§ Supplied data:
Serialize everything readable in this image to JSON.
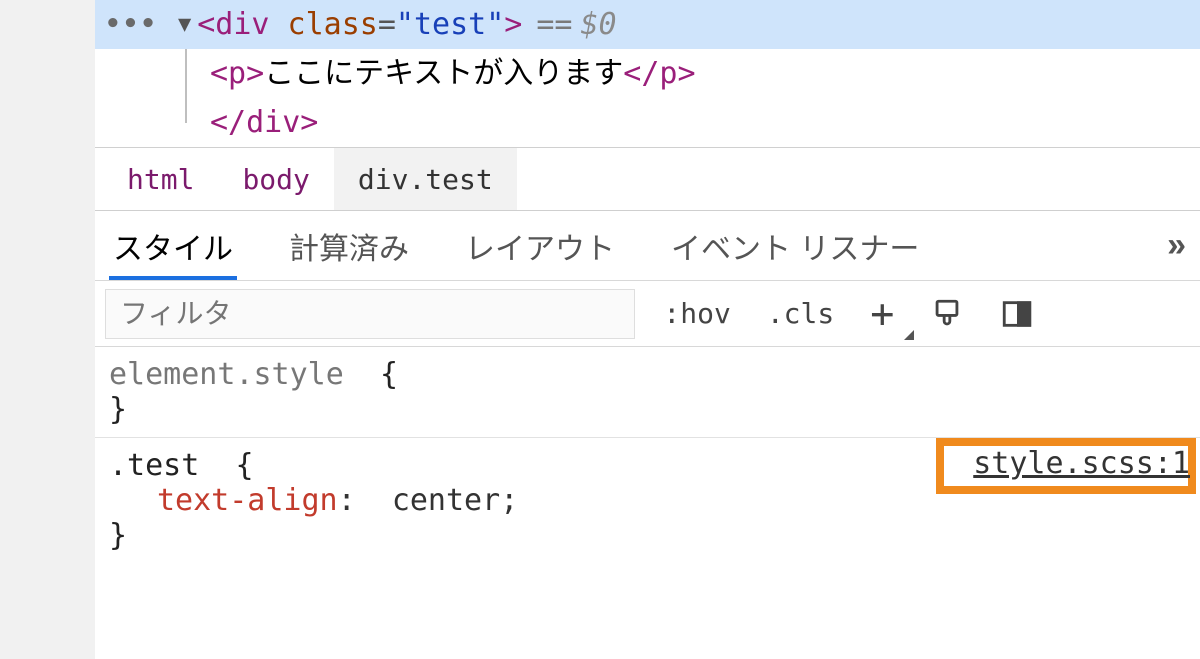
{
  "dom": {
    "selected": {
      "open_angle": "<",
      "tag": "div",
      "attr_name": "class",
      "eq": "=",
      "attr_value": "\"test\"",
      "close_angle": ">",
      "eq_marker": "==",
      "var": "$0"
    },
    "child": {
      "open": "<p>",
      "text": "ここにテキストが入ります",
      "close": "</p>"
    },
    "close_tag": "</div>"
  },
  "crumbs": [
    "html",
    "body",
    "div.test"
  ],
  "active_crumb": 2,
  "subtabs": [
    "スタイル",
    "計算済み",
    "レイアウト",
    "イベント リスナー"
  ],
  "active_subtab": 0,
  "more_chevron": "»",
  "toolbar": {
    "filter_placeholder": "フィルタ",
    "hov": ":hov",
    "cls": ".cls",
    "plus": "+"
  },
  "rules": {
    "element_style": {
      "selector": "element.style",
      "open": "{",
      "close": "}"
    },
    "test": {
      "selector": ".test",
      "open": "{",
      "prop": "text-align",
      "colon": ":",
      "val": "center",
      "semi": ";",
      "close": "}",
      "source": "style.scss:1"
    }
  }
}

§ Problem details:
Your copy should hold every record word for word and none of the pictures.

§ Problem solution:
Serialize everything readable in this image to JSON.
{
  "dom": {
    "selected": {
      "open_angle": "<",
      "tag": "div",
      "attr_name": "class",
      "eq": "=",
      "attr_value": "\"test\"",
      "close_angle": ">",
      "eq_marker": "==",
      "var": "$0"
    },
    "child": {
      "open": "<p>",
      "text": "ここにテキストが入ります",
      "close": "</p>"
    },
    "close_tag": "</div>"
  },
  "crumbs": [
    "html",
    "body",
    "div.test"
  ],
  "active_crumb": 2,
  "subtabs": [
    "スタイル",
    "計算済み",
    "レイアウト",
    "イベント リスナー"
  ],
  "active_subtab": 0,
  "more_chevron": "»",
  "toolbar": {
    "filter_placeholder": "フィルタ",
    "hov": ":hov",
    "cls": ".cls",
    "plus": "+"
  },
  "rules": {
    "element_style": {
      "selector": "element.style",
      "open": "{",
      "close": "}"
    },
    "test": {
      "selector": ".test",
      "open": "{",
      "prop": "text-align",
      "colon": ":",
      "val": "center",
      "semi": ";",
      "close": "}",
      "source": "style.scss:1"
    }
  }
}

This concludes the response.